- **Extract**
---------------
Aah it’s that time again. Career Fair Day. Where students from all over campus armed with resumes and a firm handshake, flock to Alumni Hall in hopes of meeting a future employer.

For some, the career fair brings excitement at the possibility of an internship or, better yet, a job.

For this reporter, the fair was a merely a bi-annual reminder that I should have been a finance major. I walked away from the fair with a pocket full of free candy, a ‘Yo Soy El Army’ bumper sticker and a new feeling of despair about my future job at Starbucks.

Business majors shook hands with “The Big Four” accounting firms which include KPMG LLP, Ernst ‘ Young, PriceWaterhouseCoopers, and Deloitte.

Nursing majors were cured of their job apprehensions with the appearance of 11 hospitals and care centers.

However, there were no museums for Art History majors to get excited about, no firms for future engineers, no media avenues for Communication majors… unless you expect students of the most popular major on campus to get excited about Blockbuster!

How come out of the seventy-two companies represented so many students were left feeling their majors were not represented?
---------------
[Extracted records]
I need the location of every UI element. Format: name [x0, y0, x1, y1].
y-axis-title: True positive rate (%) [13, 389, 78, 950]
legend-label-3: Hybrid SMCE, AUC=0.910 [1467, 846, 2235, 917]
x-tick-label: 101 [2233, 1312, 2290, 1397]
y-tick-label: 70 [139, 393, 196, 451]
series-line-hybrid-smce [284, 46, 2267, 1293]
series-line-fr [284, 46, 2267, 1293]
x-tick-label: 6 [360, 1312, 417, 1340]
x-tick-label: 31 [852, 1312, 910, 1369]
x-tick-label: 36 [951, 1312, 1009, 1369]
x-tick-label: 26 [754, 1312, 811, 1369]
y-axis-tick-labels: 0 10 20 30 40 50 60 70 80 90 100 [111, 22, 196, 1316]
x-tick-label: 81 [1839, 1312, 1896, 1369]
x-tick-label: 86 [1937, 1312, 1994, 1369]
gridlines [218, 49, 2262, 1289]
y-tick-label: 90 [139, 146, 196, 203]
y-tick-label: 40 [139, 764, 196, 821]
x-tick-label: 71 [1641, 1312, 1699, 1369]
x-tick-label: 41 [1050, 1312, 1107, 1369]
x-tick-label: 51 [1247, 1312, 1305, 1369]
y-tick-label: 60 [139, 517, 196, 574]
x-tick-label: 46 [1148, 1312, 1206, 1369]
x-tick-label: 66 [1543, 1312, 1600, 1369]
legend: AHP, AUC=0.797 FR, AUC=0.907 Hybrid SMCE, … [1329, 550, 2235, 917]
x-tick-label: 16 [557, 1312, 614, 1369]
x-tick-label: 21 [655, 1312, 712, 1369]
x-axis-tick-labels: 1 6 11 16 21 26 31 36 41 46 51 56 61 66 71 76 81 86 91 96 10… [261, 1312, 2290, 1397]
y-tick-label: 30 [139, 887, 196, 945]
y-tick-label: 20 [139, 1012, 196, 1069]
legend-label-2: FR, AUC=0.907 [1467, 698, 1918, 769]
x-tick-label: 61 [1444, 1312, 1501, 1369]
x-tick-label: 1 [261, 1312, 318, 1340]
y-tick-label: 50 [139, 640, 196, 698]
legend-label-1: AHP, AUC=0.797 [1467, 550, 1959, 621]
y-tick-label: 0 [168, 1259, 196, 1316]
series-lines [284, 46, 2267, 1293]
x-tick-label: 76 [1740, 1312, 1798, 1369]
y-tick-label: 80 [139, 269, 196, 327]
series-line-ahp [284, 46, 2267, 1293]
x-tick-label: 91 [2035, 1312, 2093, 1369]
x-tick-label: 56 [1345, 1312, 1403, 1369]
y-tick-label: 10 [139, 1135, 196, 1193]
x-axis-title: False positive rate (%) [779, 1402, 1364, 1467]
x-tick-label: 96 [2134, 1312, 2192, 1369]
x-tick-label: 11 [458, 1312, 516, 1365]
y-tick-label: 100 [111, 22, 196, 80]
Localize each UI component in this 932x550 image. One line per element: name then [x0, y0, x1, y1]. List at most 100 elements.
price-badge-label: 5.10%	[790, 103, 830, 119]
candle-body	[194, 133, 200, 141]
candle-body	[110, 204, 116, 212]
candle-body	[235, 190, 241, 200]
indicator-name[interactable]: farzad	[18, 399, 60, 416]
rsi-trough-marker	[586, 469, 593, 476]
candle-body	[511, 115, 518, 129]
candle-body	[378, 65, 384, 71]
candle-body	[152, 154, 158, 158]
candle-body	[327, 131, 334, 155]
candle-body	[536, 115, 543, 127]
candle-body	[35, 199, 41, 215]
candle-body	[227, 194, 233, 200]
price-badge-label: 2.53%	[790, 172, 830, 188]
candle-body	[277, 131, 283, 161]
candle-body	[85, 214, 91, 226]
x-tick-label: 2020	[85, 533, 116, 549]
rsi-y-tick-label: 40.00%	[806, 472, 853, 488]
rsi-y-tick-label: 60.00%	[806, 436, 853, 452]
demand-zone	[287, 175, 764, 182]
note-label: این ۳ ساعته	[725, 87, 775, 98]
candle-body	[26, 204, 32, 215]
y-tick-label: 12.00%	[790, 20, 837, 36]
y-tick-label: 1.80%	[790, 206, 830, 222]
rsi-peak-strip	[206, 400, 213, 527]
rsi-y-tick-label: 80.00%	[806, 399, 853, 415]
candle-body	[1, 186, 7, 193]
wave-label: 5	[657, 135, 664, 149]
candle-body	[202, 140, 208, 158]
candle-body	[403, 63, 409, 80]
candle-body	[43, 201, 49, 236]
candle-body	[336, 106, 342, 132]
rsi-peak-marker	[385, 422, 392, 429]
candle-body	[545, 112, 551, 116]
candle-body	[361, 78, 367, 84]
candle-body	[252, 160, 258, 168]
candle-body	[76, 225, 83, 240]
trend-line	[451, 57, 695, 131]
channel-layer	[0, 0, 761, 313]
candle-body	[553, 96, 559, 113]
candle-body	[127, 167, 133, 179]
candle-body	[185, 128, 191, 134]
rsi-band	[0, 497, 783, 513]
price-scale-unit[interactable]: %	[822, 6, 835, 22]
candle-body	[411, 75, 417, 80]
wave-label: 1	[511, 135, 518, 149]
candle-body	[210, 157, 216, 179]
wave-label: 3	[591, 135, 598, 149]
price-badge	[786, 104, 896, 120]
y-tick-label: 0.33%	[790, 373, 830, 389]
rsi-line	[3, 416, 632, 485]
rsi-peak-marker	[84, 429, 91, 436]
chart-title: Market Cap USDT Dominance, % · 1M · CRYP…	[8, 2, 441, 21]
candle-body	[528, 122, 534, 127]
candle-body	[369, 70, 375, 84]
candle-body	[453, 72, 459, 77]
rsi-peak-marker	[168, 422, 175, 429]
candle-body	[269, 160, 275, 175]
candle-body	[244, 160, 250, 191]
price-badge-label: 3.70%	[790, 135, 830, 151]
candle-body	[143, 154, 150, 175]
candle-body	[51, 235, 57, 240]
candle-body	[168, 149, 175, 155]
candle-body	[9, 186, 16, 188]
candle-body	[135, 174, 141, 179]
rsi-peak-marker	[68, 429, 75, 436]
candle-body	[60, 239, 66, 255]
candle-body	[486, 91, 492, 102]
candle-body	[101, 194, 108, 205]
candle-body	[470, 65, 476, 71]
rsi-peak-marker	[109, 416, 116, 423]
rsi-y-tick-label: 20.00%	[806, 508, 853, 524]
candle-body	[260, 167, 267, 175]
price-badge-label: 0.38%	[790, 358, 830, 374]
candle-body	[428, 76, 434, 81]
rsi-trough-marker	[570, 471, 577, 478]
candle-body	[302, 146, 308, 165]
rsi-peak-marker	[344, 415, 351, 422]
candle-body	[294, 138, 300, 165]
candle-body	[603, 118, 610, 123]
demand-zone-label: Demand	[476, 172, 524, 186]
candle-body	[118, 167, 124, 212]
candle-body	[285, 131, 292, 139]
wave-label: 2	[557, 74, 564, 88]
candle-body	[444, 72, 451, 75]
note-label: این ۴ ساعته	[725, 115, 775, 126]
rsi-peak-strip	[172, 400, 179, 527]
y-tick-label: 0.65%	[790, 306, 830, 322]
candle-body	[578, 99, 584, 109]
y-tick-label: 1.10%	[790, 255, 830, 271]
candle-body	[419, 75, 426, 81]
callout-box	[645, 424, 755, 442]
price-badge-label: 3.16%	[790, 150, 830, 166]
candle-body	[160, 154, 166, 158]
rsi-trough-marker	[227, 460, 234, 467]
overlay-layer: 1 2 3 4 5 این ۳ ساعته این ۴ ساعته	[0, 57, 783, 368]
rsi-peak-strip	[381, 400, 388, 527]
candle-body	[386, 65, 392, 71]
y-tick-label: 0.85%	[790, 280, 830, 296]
---------------
- **Questions on the material**
**1)** Answer these questions using the career fair article:
(a) Where do students gather for the fair?
(b) How many hospitals and care centers came for nursing majors?
(c) How many companies were represented at the fair?
**2)** Quote the career fair article word for word, beginning at the words "Business majors shook" and stopping after "were not represented?".
**3)** Write what comes next in the career fair article, continuing past its final question.

- **Expected results**
**1)**
(a) Alumni Hall
(b) 11
(c) Seventy-two

**2)**
Business majors shook hands with “The Big Four” accounting firms which include KPMG LLP, Ernst ‘ Young, PriceWaterhouseCoopers, and Deloitte.

Nursing majors were cured of their job apprehensions with the appearance of 11 hospitals and care centers.

However, there were no museums for Art History majors to get excited about, no firms for future engineers, no media avenues for Communication majors… unless you expect students of the most popular major on campus to get excited about Blockbuster!

How come out of the seventy-two companies represented so many students were left feeling their majors were not represented?

**3)**
Michael Dalton of the Career Planning Center said there seems to be an Accounting/Finance/Nursing theme in the fall career fair because “financial and accounting firms start the job search earlier in the year, making their selections before Christmas”.

He acknowledged that complaints from students in the Arts ‘ Sciences are not uncommon after these fairs.

And complaints there were.

“I was happy to see a couple of companies that I could talk to, however people who aren’t taking classes in the business school were out of luck,” said Lindsay Brown 05. ” I think next time there should be at least a couple of companies to suite each major so no one is excluded and left feeling frustrated.”

Heather Manning ’05 more than agreed with Brown. ” I think that the career fair needs to cater towards many more majors than they currently do,” she said. “I know a lot of seniors didn’t even bother to go because unless you are an accounting or nursing major there really aren’t many options.

“Even the larger companies that have many departments look at you like you are crazy when you say you aren’t a business major,” she added.

Mike Bond, a senior English major agreed, “The career fair seemed great for business majors. However, for other students the pickings were rather slim.”

Even Kathryn Hendren ’05, a business major left the fair feeling unsatisfied.

“I feel the fair was bad because they only had financial services or accounting firms,” she said. “Being a management and business law double major, I was looking to find more Public Relation, Human Resource and Marketing firms.”

“I would have liked to see more companies represented from outside the Connecticut area,” she added.

Despite the seemingly poor feedback from students, Dalton said the Career Planning Center received great feedback from the employers.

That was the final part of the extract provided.